> [STATED TASK]: The required output is the line containing "Decode this image" through the final line of the material below, printed exactly, with no other lines.

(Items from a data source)

--- BEGIN ---

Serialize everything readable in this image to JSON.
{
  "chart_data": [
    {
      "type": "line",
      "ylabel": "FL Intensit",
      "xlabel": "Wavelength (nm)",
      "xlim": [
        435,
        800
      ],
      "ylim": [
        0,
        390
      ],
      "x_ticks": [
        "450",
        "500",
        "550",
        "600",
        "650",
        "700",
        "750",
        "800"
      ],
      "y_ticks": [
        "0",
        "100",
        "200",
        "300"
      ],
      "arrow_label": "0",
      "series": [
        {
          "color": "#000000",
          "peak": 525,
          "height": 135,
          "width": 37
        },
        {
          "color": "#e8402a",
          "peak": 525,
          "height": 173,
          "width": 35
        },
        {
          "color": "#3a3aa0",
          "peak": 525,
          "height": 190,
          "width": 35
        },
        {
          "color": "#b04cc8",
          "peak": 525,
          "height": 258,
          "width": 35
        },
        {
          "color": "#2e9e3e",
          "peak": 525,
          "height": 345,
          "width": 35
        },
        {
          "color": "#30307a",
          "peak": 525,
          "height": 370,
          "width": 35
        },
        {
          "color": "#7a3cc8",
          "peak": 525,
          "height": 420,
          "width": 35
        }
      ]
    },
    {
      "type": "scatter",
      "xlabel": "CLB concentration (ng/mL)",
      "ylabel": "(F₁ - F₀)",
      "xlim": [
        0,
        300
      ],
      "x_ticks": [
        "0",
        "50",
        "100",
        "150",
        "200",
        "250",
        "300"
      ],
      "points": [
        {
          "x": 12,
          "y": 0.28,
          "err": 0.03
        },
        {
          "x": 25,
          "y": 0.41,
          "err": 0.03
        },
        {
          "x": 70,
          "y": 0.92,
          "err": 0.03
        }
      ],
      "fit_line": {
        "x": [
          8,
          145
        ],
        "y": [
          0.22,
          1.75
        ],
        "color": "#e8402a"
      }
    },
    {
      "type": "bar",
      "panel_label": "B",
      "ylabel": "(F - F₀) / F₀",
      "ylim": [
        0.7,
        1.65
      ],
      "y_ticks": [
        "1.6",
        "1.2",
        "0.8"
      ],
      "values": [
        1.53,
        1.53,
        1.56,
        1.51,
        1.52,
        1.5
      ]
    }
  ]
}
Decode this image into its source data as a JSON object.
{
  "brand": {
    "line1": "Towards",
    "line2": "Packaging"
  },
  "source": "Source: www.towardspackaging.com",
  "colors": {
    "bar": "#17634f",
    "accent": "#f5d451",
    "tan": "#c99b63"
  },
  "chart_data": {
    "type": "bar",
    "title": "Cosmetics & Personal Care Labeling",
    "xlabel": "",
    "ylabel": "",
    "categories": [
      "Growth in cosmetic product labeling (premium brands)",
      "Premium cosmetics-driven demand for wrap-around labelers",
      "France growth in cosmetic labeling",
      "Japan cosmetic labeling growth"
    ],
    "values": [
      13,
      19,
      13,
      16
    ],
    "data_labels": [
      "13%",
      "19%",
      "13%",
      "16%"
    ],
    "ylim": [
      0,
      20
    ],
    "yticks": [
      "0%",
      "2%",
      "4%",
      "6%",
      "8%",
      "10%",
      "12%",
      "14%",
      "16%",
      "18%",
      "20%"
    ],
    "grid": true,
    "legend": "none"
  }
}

--- END ---

> [TASK ANSWER]:
Decode this image into its source data as a JSON object.
{
  "brand": {
    "line1": "Towards",
    "line2": "Packaging"
  },
  "source": "Source: www.towardspackaging.com",
  "colors": {
    "bar": "#17634f",
    "accent": "#f5d451",
    "tan": "#c99b63"
  },
  "chart_data": {
    "type": "bar",
    "title": "Cosmetics & Personal Care Labeling",
    "xlabel": "",
    "ylabel": "",
    "categories": [
      "Growth in cosmetic product labeling (premium brands)",
      "Premium cosmetics-driven demand for wrap-around labelers",
      "France growth in cosmetic labeling",
      "Japan cosmetic labeling growth"
    ],
    "values": [
      13,
      19,
      13,
      16
    ],
    "data_labels": [
      "13%",
      "19%",
      "13%",
      "16%"
    ],
    "ylim": [
      0,
      20
    ],
    "yticks": [
      "0%",
      "2%",
      "4%",
      "6%",
      "8%",
      "10%",
      "12%",
      "14%",
      "16%",
      "18%",
      "20%"
    ],
    "grid": true,
    "legend": "none"
  }
}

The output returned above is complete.